Stored data
↓
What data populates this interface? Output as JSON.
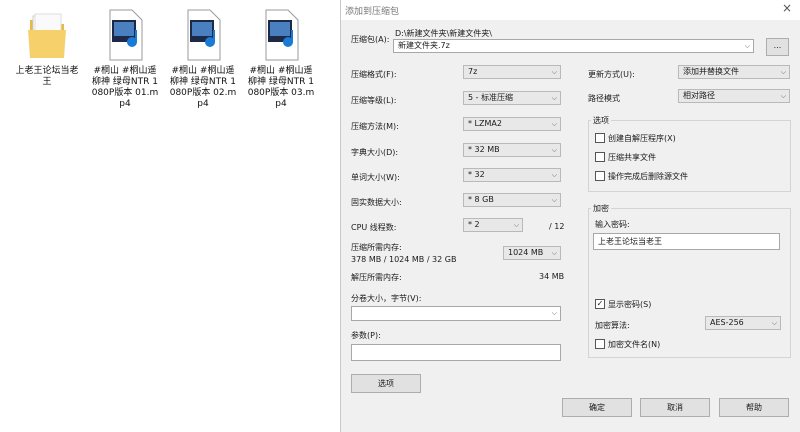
{
  "desktop": {
    "items": [
      {
        "name": "上老王论坛当老王",
        "type": "folder"
      },
      {
        "name": "#桐山 #桐山遥 柳神 绿母NTR 1080P版本 01.mp4",
        "type": "video"
      },
      {
        "name": "#桐山 #桐山遥 柳神 绿母NTR 1080P版本 02.mp4",
        "type": "video"
      },
      {
        "name": "#桐山 #桐山遥 柳神 绿母NTR 1080P版本 03.mp4",
        "type": "video"
      }
    ]
  },
  "dialog": {
    "title": "添加到压缩包",
    "close_icon": "×",
    "archive": {
      "label": "压缩包(A):",
      "path": "D:\\新建文件夹\\新建文件夹\\",
      "value": "新建文件夹.7z",
      "browse_label": "..."
    },
    "format": {
      "label": "压缩格式(F):",
      "value": "7z"
    },
    "level": {
      "label": "压缩等级(L):",
      "value": "5 - 标准压缩"
    },
    "method": {
      "label": "压缩方法(M):",
      "value": "* LZMA2"
    },
    "dict": {
      "label": "字典大小(D):",
      "value": "* 32 MB"
    },
    "word": {
      "label": "单词大小(W):",
      "value": "* 32"
    },
    "solid": {
      "label": "固实数据大小:",
      "value": "* 8 GB"
    },
    "threads": {
      "label": "CPU 线程数:",
      "value": "* 2",
      "max": "/ 12"
    },
    "memory_compress": {
      "label": "压缩所需内存:",
      "detail": "378 MB / 1024 MB / 32 GB",
      "value": "1024 MB"
    },
    "memory_decompress": {
      "label": "解压所需内存:",
      "value": "34 MB"
    },
    "split": {
      "label": "分卷大小，字节(V):",
      "value": ""
    },
    "params": {
      "label": "参数(P):",
      "value": ""
    },
    "options_button": "选项",
    "update": {
      "label": "更新方式(U):",
      "value": "添加并替换文件"
    },
    "pathmode": {
      "label": "路径模式",
      "value": "相对路径"
    },
    "options_group": {
      "title": "选项",
      "sfx": {
        "label": "创建自解压程序(X)",
        "checked": false
      },
      "shared": {
        "label": "压缩共享文件",
        "checked": false
      },
      "delete": {
        "label": "操作完成后删除源文件",
        "checked": false
      }
    },
    "encryption": {
      "title": "加密",
      "password_label": "输入密码:",
      "password_value": "上老王论坛当老王",
      "show_password": {
        "label": "显示密码(S)",
        "checked": true,
        "mark": "✓"
      },
      "method_label": "加密算法:",
      "method_value": "AES-256",
      "encrypt_names": {
        "label": "加密文件名(N)",
        "checked": false
      }
    },
    "buttons": {
      "ok": "确定",
      "cancel": "取消",
      "help": "帮助"
    },
    "dropdown_arrow": "⌵"
  }
}
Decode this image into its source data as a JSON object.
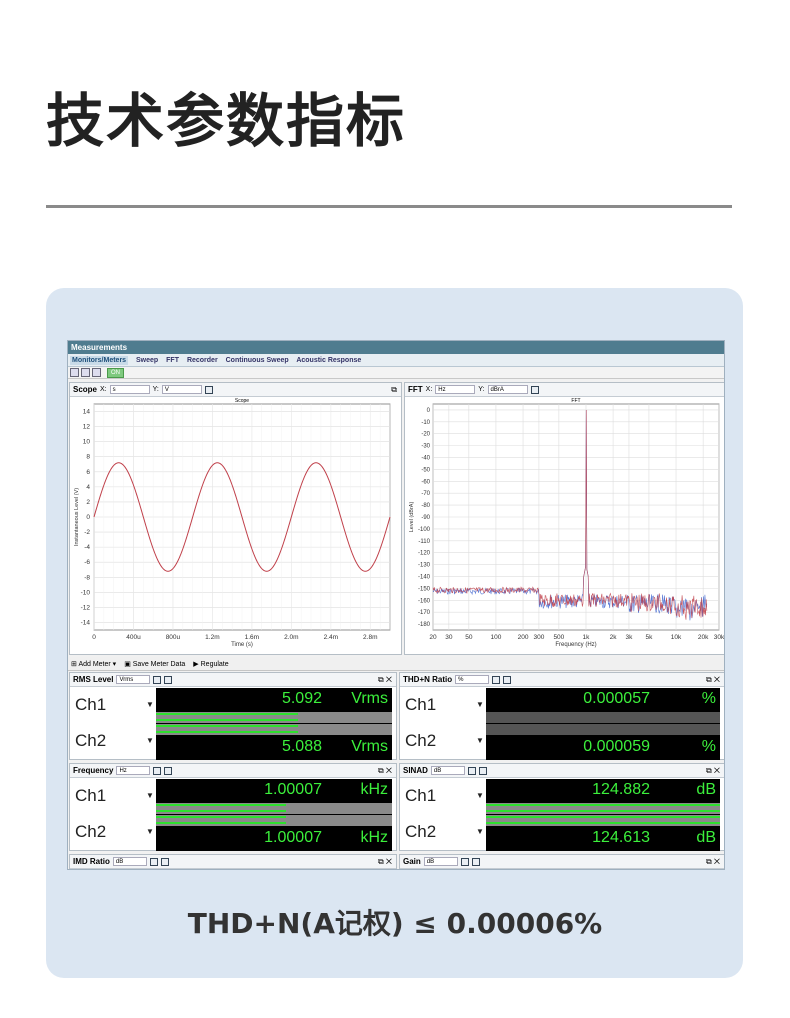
{
  "page": {
    "title": "技术参数指标",
    "caption": "THD+N(A记权) ≤ 0.00006%"
  },
  "app": {
    "window_title": "Measurements",
    "tabs": [
      "Monitors/Meters",
      "Sweep",
      "FFT",
      "Recorder",
      "Continuous Sweep",
      "Acoustic Response"
    ],
    "on_label": "ON"
  },
  "scope": {
    "header": "Scope",
    "x_label": "X:",
    "x_unit": "s",
    "y_label": "Y:",
    "y_unit": "V",
    "plot_title": "Scope",
    "xlabel": "Time (s)",
    "ylabel": "Instantaneous Level (V)",
    "y_ticks": [
      "14",
      "12",
      "10",
      "8",
      "6",
      "4",
      "2",
      "0",
      "-2",
      "-4",
      "-6",
      "-8",
      "-10",
      "-12",
      "-14"
    ],
    "x_ticks": [
      "0",
      "400u",
      "800u",
      "1.2m",
      "1.6m",
      "2.0m",
      "2.4m",
      "2.8m"
    ]
  },
  "fft": {
    "header": "FFT",
    "x_label": "X:",
    "x_unit": "Hz",
    "y_label": "Y:",
    "y_unit": "dBrA",
    "plot_title": "FFT",
    "xlabel": "Frequency (Hz)",
    "ylabel": "Level (dBrA)",
    "y_ticks": [
      "0",
      "-10",
      "-20",
      "-30",
      "-40",
      "-50",
      "-60",
      "-70",
      "-80",
      "-90",
      "-100",
      "-110",
      "-120",
      "-130",
      "-140",
      "-150",
      "-160",
      "-170",
      "-180"
    ],
    "x_ticks": [
      "20",
      "30",
      "50",
      "100",
      "200",
      "300",
      "500",
      "1k",
      "2k",
      "3k",
      "5k",
      "10k",
      "20k",
      "30k"
    ]
  },
  "chart_data": [
    {
      "type": "line",
      "title": "Scope",
      "xlabel": "Time (s)",
      "ylabel": "Instantaneous Level (V)",
      "xlim": [
        0,
        0.003
      ],
      "ylim": [
        -15,
        15
      ],
      "series": [
        {
          "name": "Ch1",
          "amplitude": 7.2,
          "frequency_hz": 1000,
          "color": "#c0404a"
        }
      ]
    },
    {
      "type": "line",
      "title": "FFT",
      "xlabel": "Frequency (Hz)",
      "ylabel": "Level (dBrA)",
      "xscale": "log",
      "xlim": [
        20,
        30000
      ],
      "ylim": [
        -185,
        5
      ],
      "peak": {
        "x": 1000,
        "y": 0
      },
      "noise_floor_range": [
        -170,
        -145
      ],
      "series": [
        {
          "name": "Ch1",
          "color": "#3a5fcd"
        },
        {
          "name": "Ch2",
          "color": "#c0404a"
        }
      ]
    }
  ],
  "toolbar": {
    "add_meter": "Add Meter",
    "save_meter_data": "Save Meter Data",
    "regulate": "Regulate"
  },
  "meters": [
    {
      "title": "RMS Level",
      "unit_select": "Vrms",
      "rows": [
        {
          "ch": "Ch1",
          "value": "5.092",
          "unit": "Vrms",
          "bar": 0.6
        },
        {
          "ch": "Ch2",
          "value": "5.088",
          "unit": "Vrms",
          "bar": 0.6
        }
      ]
    },
    {
      "title": "THD+N Ratio",
      "unit_select": "%",
      "rows": [
        {
          "ch": "Ch1",
          "value": "0.000057",
          "unit": "%",
          "bar": 0.0
        },
        {
          "ch": "Ch2",
          "value": "0.000059",
          "unit": "%",
          "bar": 0.0
        }
      ]
    },
    {
      "title": "Frequency",
      "unit_select": "Hz",
      "rows": [
        {
          "ch": "Ch1",
          "value": "1.00007",
          "unit": "kHz",
          "bar": 0.55
        },
        {
          "ch": "Ch2",
          "value": "1.00007",
          "unit": "kHz",
          "bar": 0.55
        }
      ]
    },
    {
      "title": "SINAD",
      "unit_select": "dB",
      "rows": [
        {
          "ch": "Ch1",
          "value": "124.882",
          "unit": "dB",
          "bar": 1.0
        },
        {
          "ch": "Ch2",
          "value": "124.613",
          "unit": "dB",
          "bar": 1.0
        }
      ]
    },
    {
      "title": "IMD Ratio",
      "unit_select": "dB",
      "rows": []
    },
    {
      "title": "Gain",
      "unit_select": "dB",
      "rows": []
    }
  ]
}
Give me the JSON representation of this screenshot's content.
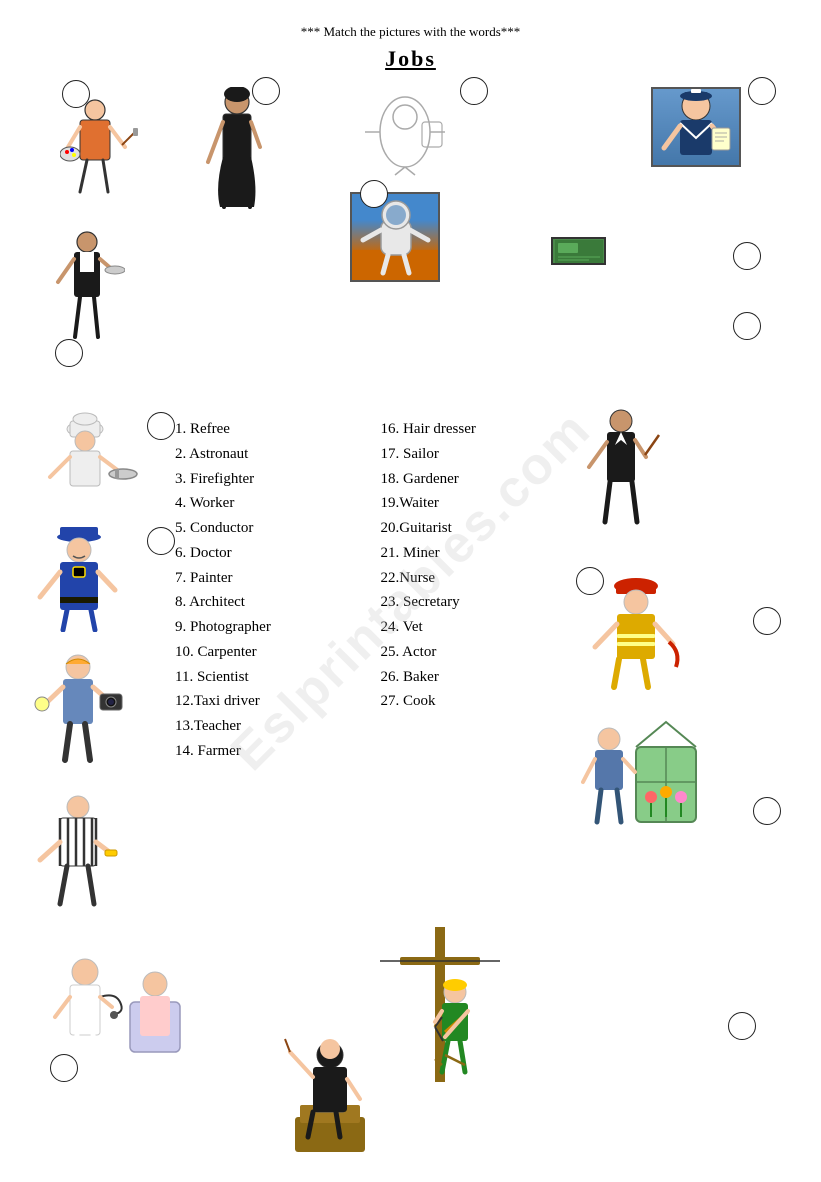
{
  "header": {
    "instruction": "*** Match the pictures with the words***",
    "title": "Jobs"
  },
  "words": {
    "left": [
      "1. Refree",
      "2. Astronaut",
      "3. Firefighter",
      "4.  Worker",
      "5. Conductor",
      "6. Doctor",
      "7. Painter",
      "8. Architect",
      "9. Photographer",
      "10.  Carpenter",
      "11.  Scientist",
      "12.Taxi driver",
      "13.Teacher",
      "14. Farmer"
    ],
    "right": [
      "16. Hair dresser",
      "17. Sailor",
      "18. Gardener",
      "19.Waiter",
      "20.Guitarist",
      "21. Miner",
      "22.Nurse",
      "23. Secretary",
      "24. Vet",
      "25. Actor",
      "26. Baker",
      "27. Cook"
    ]
  },
  "watermark": "Eslprintables.com"
}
↑
> The exercise
Leave out all pictures, then copy the remaining material exactly.

> Answer
What data populates this interface? Output as JSON.
{
  "desktop": {
    "items": [
      {
        "name": "上老王论坛当老王",
        "type": "folder"
      },
      {
        "name": "#桐山 #桐山遥 柳神 绿母NTR 1080P版本 01.mp4",
        "type": "video"
      },
      {
        "name": "#桐山 #桐山遥 柳神 绿母NTR 1080P版本 02.mp4",
        "type": "video"
      },
      {
        "name": "#桐山 #桐山遥 柳神 绿母NTR 1080P版本 03.mp4",
        "type": "video"
      }
    ]
  },
  "dialog": {
    "title": "添加到压缩包",
    "close_icon": "×",
    "archive": {
      "label": "压缩包(A):",
      "path": "D:\\新建文件夹\\新建文件夹\\",
      "value": "新建文件夹.7z",
      "browse_label": "..."
    },
    "format": {
      "label": "压缩格式(F):",
      "value": "7z"
    },
    "level": {
      "label": "压缩等级(L):",
      "value": "5 - 标准压缩"
    },
    "method": {
      "label": "压缩方法(M):",
      "value": "* LZMA2"
    },
    "dict": {
      "label": "字典大小(D):",
      "value": "* 32 MB"
    },
    "word": {
      "label": "单词大小(W):",
      "value": "* 32"
    },
    "solid": {
      "label": "固实数据大小:",
      "value": "* 8 GB"
    },
    "threads": {
      "label": "CPU 线程数:",
      "value": "* 2",
      "max": "/ 12"
    },
    "memory_compress": {
      "label": "压缩所需内存:",
      "detail": "378 MB / 1024 MB / 32 GB",
      "value": "1024 MB"
    },
    "memory_decompress": {
      "label": "解压所需内存:",
      "value": "34 MB"
    },
    "split": {
      "label": "分卷大小，字节(V):",
      "value": ""
    },
    "params": {
      "label": "参数(P):",
      "value": ""
    },
    "options_button": "选项",
    "update": {
      "label": "更新方式(U):",
      "value": "添加并替换文件"
    },
    "pathmode": {
      "label": "路径模式",
      "value": "相对路径"
    },
    "options_group": {
      "title": "选项",
      "sfx": {
        "label": "创建自解压程序(X)",
        "checked": false
      },
      "shared": {
        "label": "压缩共享文件",
        "checked": false
      },
      "delete": {
        "label": "操作完成后删除源文件",
        "checked": false
      }
    },
    "encryption": {
      "title": "加密",
      "password_label": "输入密码:",
      "password_value": "上老王论坛当老王",
      "show_password": {
        "label": "显示密码(S)",
        "checked": true,
        "mark": "✓"
      },
      "method_label": "加密算法:",
      "method_value": "AES-256",
      "encrypt_names": {
        "label": "加密文件名(N)",
        "checked": false
      }
    },
    "buttons": {
      "ok": "确定",
      "cancel": "取消",
      "help": "帮助"
    },
    "dropdown_arrow": "⌵"
  }
}
Decode this image into its source data as a JSON object.
{
  "page": {
    "title": "技术参数指标",
    "caption": "THD+N(A记权) ≤ 0.00006%"
  },
  "app": {
    "window_title": "Measurements",
    "tabs": [
      "Monitors/Meters",
      "Sweep",
      "FFT",
      "Recorder",
      "Continuous Sweep",
      "Acoustic Response"
    ],
    "on_label": "ON"
  },
  "scope": {
    "header": "Scope",
    "x_label": "X:",
    "x_unit": "s",
    "y_label": "Y:",
    "y_unit": "V",
    "plot_title": "Scope",
    "xlabel": "Time (s)",
    "ylabel": "Instantaneous Level (V)",
    "y_ticks": [
      "14",
      "12",
      "10",
      "8",
      "6",
      "4",
      "2",
      "0",
      "-2",
      "-4",
      "-6",
      "-8",
      "-10",
      "-12",
      "-14"
    ],
    "x_ticks": [
      "0",
      "400u",
      "800u",
      "1.2m",
      "1.6m",
      "2.0m",
      "2.4m",
      "2.8m"
    ]
  },
  "fft": {
    "header": "FFT",
    "x_label": "X:",
    "x_unit": "Hz",
    "y_label": "Y:",
    "y_unit": "dBrA",
    "plot_title": "FFT",
    "xlabel": "Frequency (Hz)",
    "ylabel": "Level (dBrA)",
    "y_ticks": [
      "0",
      "-10",
      "-20",
      "-30",
      "-40",
      "-50",
      "-60",
      "-70",
      "-80",
      "-90",
      "-100",
      "-110",
      "-120",
      "-130",
      "-140",
      "-150",
      "-160",
      "-170",
      "-180"
    ],
    "x_ticks": [
      "20",
      "30",
      "50",
      "100",
      "200",
      "300",
      "500",
      "1k",
      "2k",
      "3k",
      "5k",
      "10k",
      "20k",
      "30k"
    ]
  },
  "chart_data": [
    {
      "type": "line",
      "title": "Scope",
      "xlabel": "Time (s)",
      "ylabel": "Instantaneous Level (V)",
      "xlim": [
        0,
        0.003
      ],
      "ylim": [
        -15,
        15
      ],
      "series": [
        {
          "name": "Ch1",
          "amplitude": 7.2,
          "frequency_hz": 1000,
          "color": "#c0404a"
        }
      ]
    },
    {
      "type": "line",
      "title": "FFT",
      "xlabel": "Frequency (Hz)",
      "ylabel": "Level (dBrA)",
      "xscale": "log",
      "xlim": [
        20,
        30000
      ],
      "ylim": [
        -185,
        5
      ],
      "peak": {
        "x": 1000,
        "y": 0
      },
      "noise_floor_range": [
        -170,
        -145
      ],
      "series": [
        {
          "name": "Ch1",
          "color": "#3a5fcd"
        },
        {
          "name": "Ch2",
          "color": "#c0404a"
        }
      ]
    }
  ],
  "toolbar": {
    "add_meter": "Add Meter",
    "save_meter_data": "Save Meter Data",
    "regulate": "Regulate"
  },
  "meters": [
    {
      "title": "RMS Level",
      "unit_select": "Vrms",
      "rows": [
        {
          "ch": "Ch1",
          "value": "5.092",
          "unit": "Vrms",
          "bar": 0.6
        },
        {
          "ch": "Ch2",
          "value": "5.088",
          "unit": "Vrms",
          "bar": 0.6
        }
      ]
    },
    {
      "title": "THD+N Ratio",
      "unit_select": "%",
      "rows": [
        {
          "ch": "Ch1",
          "value": "0.000057",
          "unit": "%",
          "bar": 0.0
        },
        {
          "ch": "Ch2",
          "value": "0.000059",
          "unit": "%",
          "bar": 0.0
        }
      ]
    },
    {
      "title": "Frequency",
      "unit_select": "Hz",
      "rows": [
        {
          "ch": "Ch1",
          "value": "1.00007",
          "unit": "kHz",
          "bar": 0.55
        },
        {
          "ch": "Ch2",
          "value": "1.00007",
          "unit": "kHz",
          "bar": 0.55
        }
      ]
    },
    {
      "title": "SINAD",
      "unit_select": "dB",
      "rows": [
        {
          "ch": "Ch1",
          "value": "124.882",
          "unit": "dB",
          "bar": 1.0
        },
        {
          "ch": "Ch2",
          "value": "124.613",
          "unit": "dB",
          "bar": 1.0
        }
      ]
    },
    {
      "title": "IMD Ratio",
      "unit_select": "dB",
      "rows": []
    },
    {
      "title": "Gain",
      "unit_select": "dB",
      "rows": []
    }
  ]
}
Give me the JSON representation of this screenshot's content.
{
  "header": {
    "instruction": "*** Match the pictures with the words***",
    "title": "Jobs"
  },
  "words": {
    "left": [
      "1. Refree",
      "2. Astronaut",
      "3. Firefighter",
      "4.  Worker",
      "5. Conductor",
      "6. Doctor",
      "7. Painter",
      "8. Architect",
      "9. Photographer",
      "10.  Carpenter",
      "11.  Scientist",
      "12.Taxi driver",
      "13.Teacher",
      "14. Farmer"
    ],
    "right": [
      "16. Hair dresser",
      "17. Sailor",
      "18. Gardener",
      "19.Waiter",
      "20.Guitarist",
      "21. Miner",
      "22.Nurse",
      "23. Secretary",
      "24. Vet",
      "25. Actor",
      "26. Baker",
      "27. Cook"
    ]
  },
  "watermark": "Eslprintables.com"
}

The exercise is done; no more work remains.